RECORDS:

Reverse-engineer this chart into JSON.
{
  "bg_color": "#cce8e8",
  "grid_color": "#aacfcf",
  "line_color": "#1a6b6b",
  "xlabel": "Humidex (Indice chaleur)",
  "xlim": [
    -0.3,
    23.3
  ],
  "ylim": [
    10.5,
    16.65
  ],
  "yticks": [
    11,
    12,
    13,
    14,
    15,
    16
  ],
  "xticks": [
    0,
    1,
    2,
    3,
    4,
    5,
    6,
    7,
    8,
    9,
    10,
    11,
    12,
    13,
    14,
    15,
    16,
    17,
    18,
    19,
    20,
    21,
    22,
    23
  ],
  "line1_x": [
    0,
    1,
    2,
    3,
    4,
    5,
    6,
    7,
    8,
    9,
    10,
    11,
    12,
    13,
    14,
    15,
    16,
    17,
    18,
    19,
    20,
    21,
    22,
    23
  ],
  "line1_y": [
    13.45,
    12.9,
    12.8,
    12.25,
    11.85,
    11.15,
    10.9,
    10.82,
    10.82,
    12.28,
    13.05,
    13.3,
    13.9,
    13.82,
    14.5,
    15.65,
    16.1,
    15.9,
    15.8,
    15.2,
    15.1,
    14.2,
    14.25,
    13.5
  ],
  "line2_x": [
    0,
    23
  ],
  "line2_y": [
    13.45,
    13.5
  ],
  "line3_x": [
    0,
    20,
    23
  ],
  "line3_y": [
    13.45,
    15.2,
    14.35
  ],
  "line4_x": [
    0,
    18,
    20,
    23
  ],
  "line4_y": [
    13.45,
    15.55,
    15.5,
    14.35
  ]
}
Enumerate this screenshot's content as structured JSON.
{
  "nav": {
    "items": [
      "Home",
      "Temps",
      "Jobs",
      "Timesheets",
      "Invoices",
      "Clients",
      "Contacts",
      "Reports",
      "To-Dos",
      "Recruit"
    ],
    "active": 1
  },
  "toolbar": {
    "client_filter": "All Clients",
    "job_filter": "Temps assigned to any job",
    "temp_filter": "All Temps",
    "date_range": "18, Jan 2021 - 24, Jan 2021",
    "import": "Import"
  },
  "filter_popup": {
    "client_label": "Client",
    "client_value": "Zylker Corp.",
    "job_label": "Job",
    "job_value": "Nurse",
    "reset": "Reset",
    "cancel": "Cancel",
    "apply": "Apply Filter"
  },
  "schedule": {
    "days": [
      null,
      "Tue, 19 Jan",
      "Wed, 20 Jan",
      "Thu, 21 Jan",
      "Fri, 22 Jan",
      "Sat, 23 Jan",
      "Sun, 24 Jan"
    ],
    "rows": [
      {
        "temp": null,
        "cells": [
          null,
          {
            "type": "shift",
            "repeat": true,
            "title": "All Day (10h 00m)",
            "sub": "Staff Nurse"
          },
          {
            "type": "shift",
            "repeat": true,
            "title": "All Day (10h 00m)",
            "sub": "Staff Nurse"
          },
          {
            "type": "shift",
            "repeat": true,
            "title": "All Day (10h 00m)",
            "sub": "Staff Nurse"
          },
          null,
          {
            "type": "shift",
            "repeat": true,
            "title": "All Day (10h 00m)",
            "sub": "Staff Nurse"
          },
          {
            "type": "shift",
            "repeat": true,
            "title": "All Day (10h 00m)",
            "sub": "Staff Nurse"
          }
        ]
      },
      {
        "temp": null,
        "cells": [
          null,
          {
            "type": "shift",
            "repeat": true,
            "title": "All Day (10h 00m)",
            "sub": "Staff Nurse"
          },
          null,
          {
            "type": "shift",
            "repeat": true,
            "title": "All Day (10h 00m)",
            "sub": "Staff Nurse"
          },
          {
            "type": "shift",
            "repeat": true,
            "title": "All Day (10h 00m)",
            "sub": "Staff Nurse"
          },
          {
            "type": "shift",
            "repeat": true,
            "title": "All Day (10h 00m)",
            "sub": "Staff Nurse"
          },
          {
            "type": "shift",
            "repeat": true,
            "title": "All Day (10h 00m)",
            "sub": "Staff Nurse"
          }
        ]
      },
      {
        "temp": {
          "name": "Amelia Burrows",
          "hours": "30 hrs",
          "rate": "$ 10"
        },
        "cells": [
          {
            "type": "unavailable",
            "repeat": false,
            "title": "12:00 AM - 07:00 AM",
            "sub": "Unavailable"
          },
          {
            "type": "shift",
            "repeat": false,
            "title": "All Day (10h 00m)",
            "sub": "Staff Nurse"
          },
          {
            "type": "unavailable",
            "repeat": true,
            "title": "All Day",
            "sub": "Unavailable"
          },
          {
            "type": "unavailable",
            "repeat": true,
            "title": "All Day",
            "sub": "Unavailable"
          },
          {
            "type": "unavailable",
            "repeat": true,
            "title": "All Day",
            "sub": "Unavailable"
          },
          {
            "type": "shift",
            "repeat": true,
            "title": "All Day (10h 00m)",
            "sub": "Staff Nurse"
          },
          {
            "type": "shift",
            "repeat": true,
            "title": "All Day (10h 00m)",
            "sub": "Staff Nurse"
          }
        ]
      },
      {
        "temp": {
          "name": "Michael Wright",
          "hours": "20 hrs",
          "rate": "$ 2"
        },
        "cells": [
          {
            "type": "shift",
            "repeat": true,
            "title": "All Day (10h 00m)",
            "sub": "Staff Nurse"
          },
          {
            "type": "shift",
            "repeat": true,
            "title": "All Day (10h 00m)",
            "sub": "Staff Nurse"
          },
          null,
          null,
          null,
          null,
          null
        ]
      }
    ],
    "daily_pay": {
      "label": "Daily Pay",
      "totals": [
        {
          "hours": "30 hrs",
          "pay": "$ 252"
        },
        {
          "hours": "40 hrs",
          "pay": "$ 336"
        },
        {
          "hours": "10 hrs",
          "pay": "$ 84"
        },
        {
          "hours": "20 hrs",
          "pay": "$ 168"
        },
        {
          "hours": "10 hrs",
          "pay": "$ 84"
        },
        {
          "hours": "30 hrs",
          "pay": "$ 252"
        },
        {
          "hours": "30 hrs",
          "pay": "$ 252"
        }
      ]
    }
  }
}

GIVEN EXERCISE: Identify the lines of the entries containing the string "this". Copy each such line.

RESULT BELOW:
Reverse-engineer this chart into JSON.
Enumerate this screenshot's content as structured JSON.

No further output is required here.